Your task is to transcribe all of the records exactly and leave out the pictures.

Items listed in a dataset
▬▬▬▬▬▬▬▬▬▬

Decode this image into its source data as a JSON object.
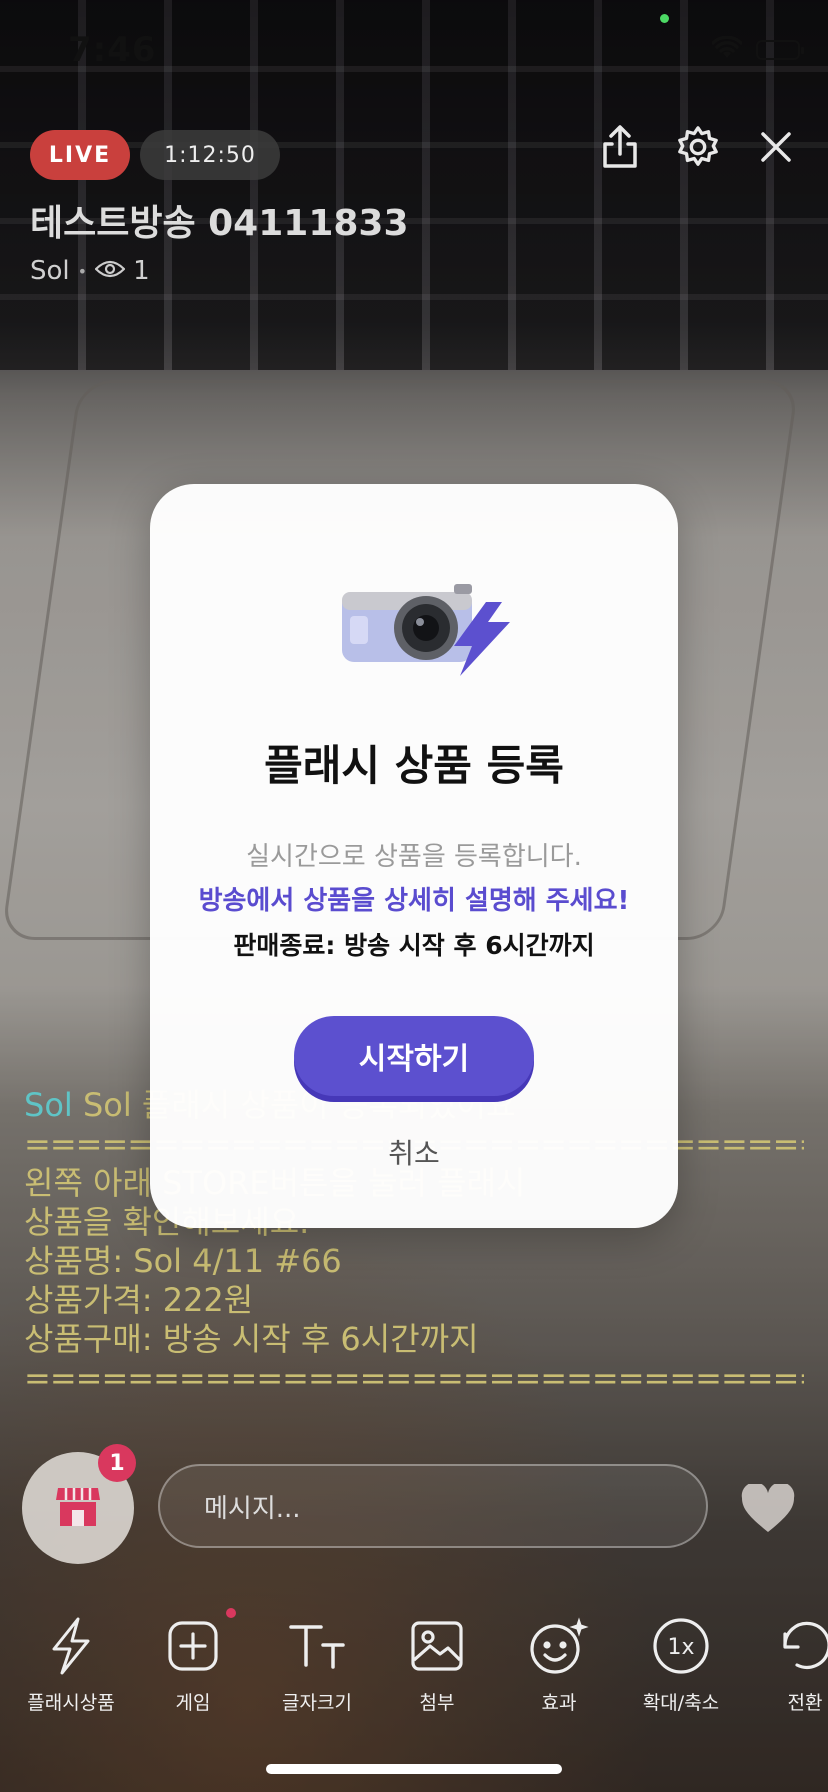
{
  "status_bar": {
    "time": "7:46"
  },
  "broadcast": {
    "live_label": "LIVE",
    "elapsed": "1:12:50",
    "title": "테스트방송 04111833",
    "host": "Sol",
    "viewer_count": "1"
  },
  "chat": {
    "sender_name": "Sol",
    "message_prefix": "Sol 플래시 상품이 등록되었어요",
    "separator": "===============================",
    "lines": [
      "왼쪽 아래 STORE버튼을 눌러 플래시",
      "상품을 확인해보세요.",
      "상품명: Sol 4/11 #66",
      "상품가격: 222원",
      "상품구매: 방송 시작 후 6시간까지"
    ],
    "separator_end": "==============================="
  },
  "store": {
    "badge_count": "1"
  },
  "message_input": {
    "placeholder": "메시지..."
  },
  "toolbar": {
    "flash": "플래시상품",
    "game": "게임",
    "font_size": "글자크기",
    "attach": "첨부",
    "effect": "효과",
    "zoom": "확대/축소",
    "switch": "전환",
    "zoom_icon_text": "1x"
  },
  "modal": {
    "title": "플래시 상품 등록",
    "desc1": "실시간으로 상품을 등록합니다.",
    "desc2": "방송에서 상품을 상세히 설명해 주세요!",
    "desc3": "판매종료: 방송 시작 후 6시간까지",
    "start_label": "시작하기",
    "cancel_label": "취소"
  },
  "colors": {
    "accent": "#5c50cf",
    "live": "#c9403d",
    "badge": "#d9385e",
    "chat_text": "#c9bd73",
    "chat_name": "#5fc4c6"
  }
}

▬▬▬▬▬▬▬▬▬▬

Solution for this task
Decode this image into its source data as a JSON object.
{
  "status_bar": {
    "time": "7:46"
  },
  "broadcast": {
    "live_label": "LIVE",
    "elapsed": "1:12:50",
    "title": "테스트방송 04111833",
    "host": "Sol",
    "viewer_count": "1"
  },
  "chat": {
    "sender_name": "Sol",
    "message_prefix": "Sol 플래시 상품이 등록되었어요",
    "separator": "===============================",
    "lines": [
      "왼쪽 아래 STORE버튼을 눌러 플래시",
      "상품을 확인해보세요.",
      "상품명: Sol 4/11 #66",
      "상품가격: 222원",
      "상품구매: 방송 시작 후 6시간까지"
    ],
    "separator_end": "==============================="
  },
  "store": {
    "badge_count": "1"
  },
  "message_input": {
    "placeholder": "메시지..."
  },
  "toolbar": {
    "flash": "플래시상품",
    "game": "게임",
    "font_size": "글자크기",
    "attach": "첨부",
    "effect": "효과",
    "zoom": "확대/축소",
    "switch": "전환",
    "zoom_icon_text": "1x"
  },
  "modal": {
    "title": "플래시 상품 등록",
    "desc1": "실시간으로 상품을 등록합니다.",
    "desc2": "방송에서 상품을 상세히 설명해 주세요!",
    "desc3": "판매종료: 방송 시작 후 6시간까지",
    "start_label": "시작하기",
    "cancel_label": "취소"
  },
  "colors": {
    "accent": "#5c50cf",
    "live": "#c9403d",
    "badge": "#d9385e",
    "chat_text": "#c9bd73",
    "chat_name": "#5fc4c6"
  }
}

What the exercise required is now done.